- **Work instruction**: Search the listing for the string "Aggregated" and copy every line that contains it.

- **Record set**:
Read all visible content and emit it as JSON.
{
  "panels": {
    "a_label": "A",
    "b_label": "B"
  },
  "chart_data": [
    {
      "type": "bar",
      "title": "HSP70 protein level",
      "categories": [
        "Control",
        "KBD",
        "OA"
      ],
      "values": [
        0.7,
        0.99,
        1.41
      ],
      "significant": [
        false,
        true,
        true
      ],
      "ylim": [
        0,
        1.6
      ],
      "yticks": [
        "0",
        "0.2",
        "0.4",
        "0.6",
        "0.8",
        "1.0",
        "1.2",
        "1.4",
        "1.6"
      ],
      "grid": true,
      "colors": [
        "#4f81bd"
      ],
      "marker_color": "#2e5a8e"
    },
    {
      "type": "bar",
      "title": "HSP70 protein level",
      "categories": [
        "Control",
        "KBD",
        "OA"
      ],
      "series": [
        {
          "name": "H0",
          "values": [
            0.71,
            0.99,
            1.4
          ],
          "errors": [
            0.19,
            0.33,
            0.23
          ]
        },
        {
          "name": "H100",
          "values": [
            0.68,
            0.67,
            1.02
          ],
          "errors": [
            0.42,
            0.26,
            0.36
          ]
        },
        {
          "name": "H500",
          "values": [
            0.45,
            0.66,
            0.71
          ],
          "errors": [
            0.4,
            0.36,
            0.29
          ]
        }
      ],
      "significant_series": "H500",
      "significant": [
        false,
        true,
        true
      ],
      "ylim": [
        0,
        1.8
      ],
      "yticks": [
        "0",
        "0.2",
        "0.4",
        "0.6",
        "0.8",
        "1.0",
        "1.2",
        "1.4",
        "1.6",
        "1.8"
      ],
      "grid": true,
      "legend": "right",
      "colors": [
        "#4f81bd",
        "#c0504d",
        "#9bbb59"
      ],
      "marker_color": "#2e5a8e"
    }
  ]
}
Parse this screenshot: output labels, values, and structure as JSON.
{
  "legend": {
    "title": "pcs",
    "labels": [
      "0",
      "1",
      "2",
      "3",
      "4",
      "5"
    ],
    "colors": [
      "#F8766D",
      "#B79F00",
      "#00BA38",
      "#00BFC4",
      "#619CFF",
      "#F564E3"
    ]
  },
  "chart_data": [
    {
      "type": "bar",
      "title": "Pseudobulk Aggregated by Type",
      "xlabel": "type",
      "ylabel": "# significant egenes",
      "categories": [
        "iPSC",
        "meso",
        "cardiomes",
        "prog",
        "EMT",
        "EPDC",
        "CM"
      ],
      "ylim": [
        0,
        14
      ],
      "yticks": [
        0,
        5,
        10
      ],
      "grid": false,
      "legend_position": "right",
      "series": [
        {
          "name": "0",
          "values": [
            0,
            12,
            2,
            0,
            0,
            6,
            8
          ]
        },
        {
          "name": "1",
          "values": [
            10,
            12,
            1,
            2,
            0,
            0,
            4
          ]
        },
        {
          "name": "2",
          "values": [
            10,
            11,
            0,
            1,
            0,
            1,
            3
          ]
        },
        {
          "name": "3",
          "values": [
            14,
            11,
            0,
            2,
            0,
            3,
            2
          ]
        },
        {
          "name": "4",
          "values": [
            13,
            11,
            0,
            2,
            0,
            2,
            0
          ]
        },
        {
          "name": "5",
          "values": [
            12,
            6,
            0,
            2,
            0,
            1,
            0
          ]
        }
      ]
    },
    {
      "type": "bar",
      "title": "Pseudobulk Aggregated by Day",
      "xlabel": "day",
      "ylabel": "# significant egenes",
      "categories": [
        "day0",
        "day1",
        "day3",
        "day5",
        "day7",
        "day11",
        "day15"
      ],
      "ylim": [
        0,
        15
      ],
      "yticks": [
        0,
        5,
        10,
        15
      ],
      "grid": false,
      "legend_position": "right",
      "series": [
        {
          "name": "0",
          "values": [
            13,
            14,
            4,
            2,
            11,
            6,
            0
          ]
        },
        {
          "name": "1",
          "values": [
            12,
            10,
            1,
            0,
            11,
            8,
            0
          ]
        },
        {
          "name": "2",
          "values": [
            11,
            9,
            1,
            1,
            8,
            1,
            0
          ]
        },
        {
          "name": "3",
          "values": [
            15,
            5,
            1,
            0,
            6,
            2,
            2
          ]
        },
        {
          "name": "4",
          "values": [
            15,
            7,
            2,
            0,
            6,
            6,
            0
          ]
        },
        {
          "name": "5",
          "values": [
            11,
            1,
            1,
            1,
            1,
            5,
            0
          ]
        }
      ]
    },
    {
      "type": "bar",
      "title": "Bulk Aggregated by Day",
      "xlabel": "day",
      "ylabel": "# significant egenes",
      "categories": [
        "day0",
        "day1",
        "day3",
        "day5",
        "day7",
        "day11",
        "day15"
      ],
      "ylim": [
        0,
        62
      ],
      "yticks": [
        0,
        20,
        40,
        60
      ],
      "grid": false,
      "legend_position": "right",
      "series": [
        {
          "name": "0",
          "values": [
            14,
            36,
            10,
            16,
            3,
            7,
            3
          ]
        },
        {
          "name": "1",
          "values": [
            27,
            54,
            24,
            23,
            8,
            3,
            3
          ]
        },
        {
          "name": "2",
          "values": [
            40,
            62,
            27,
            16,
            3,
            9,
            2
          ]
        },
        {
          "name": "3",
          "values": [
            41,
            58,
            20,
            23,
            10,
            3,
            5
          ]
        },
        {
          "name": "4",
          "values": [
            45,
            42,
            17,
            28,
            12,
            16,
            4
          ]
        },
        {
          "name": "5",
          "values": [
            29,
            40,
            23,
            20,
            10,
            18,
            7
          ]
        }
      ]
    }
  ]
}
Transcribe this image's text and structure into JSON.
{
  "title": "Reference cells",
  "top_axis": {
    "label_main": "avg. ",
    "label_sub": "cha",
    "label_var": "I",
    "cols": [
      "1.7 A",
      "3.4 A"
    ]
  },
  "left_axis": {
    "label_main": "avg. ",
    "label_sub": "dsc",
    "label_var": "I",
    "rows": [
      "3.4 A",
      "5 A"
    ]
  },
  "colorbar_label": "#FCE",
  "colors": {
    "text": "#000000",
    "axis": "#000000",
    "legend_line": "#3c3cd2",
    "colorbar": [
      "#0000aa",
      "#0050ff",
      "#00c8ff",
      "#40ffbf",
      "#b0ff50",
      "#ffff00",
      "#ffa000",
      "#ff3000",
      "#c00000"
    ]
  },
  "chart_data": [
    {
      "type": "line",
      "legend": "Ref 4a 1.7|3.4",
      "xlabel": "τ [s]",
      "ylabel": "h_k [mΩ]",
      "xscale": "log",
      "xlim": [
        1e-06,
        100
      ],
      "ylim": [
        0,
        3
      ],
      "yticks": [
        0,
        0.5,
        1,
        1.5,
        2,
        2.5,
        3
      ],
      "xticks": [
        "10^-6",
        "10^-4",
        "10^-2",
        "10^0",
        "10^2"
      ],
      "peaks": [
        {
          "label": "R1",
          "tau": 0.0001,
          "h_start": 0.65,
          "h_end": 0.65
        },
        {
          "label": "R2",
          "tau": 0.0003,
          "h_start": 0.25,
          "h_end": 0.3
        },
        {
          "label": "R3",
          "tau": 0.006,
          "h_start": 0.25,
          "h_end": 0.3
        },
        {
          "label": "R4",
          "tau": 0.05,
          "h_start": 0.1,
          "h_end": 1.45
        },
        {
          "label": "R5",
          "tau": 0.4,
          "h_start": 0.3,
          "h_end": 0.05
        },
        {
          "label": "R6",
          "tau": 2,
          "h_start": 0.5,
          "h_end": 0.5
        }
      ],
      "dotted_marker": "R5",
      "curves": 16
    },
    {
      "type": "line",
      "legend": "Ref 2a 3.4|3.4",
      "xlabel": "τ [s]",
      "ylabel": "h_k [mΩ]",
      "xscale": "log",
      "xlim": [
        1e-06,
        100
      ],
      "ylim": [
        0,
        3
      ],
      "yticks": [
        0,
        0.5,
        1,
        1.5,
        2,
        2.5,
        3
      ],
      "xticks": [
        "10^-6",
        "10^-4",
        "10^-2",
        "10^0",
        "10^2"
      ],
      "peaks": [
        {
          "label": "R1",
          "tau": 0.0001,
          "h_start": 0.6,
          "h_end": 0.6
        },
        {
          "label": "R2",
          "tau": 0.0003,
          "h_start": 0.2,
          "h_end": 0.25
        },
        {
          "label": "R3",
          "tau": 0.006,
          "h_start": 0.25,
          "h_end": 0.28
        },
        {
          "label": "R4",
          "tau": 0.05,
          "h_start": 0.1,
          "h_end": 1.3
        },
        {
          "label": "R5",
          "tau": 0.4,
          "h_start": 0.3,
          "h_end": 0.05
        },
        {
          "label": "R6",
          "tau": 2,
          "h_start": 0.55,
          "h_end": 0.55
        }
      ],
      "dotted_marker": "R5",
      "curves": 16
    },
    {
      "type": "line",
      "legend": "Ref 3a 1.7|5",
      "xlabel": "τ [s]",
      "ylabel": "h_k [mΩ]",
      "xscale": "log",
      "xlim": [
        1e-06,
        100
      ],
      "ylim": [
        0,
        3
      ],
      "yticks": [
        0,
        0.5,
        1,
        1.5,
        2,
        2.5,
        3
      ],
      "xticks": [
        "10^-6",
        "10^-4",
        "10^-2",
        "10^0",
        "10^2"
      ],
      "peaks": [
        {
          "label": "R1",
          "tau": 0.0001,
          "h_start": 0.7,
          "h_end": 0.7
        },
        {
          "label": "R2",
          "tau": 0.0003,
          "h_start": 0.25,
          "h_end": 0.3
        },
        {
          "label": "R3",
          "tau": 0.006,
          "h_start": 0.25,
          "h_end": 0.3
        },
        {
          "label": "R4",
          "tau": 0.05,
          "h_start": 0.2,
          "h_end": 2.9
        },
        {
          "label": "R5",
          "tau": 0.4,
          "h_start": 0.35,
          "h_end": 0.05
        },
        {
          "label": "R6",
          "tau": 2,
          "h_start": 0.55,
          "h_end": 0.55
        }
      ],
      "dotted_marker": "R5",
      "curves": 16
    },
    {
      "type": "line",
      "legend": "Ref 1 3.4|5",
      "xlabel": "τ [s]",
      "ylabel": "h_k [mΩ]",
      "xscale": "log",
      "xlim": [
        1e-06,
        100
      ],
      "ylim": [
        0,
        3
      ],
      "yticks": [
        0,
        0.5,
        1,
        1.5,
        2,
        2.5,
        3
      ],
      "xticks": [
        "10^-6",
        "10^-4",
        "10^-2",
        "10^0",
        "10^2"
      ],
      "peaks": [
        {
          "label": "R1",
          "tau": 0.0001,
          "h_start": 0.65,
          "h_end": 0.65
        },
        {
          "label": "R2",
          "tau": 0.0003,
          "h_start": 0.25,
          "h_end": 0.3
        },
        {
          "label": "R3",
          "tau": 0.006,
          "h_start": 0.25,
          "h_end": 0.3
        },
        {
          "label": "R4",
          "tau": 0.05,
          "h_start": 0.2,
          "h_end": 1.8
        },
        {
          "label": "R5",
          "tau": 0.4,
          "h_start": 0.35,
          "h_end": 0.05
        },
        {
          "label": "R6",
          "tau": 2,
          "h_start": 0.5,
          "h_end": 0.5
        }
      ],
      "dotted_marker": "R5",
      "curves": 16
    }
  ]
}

- **Output below**:
      "title": "Pseudobulk Aggregated by Type",
      "title": "Pseudobulk Aggregated by Day",
      "title": "Bulk Aggregated by Day",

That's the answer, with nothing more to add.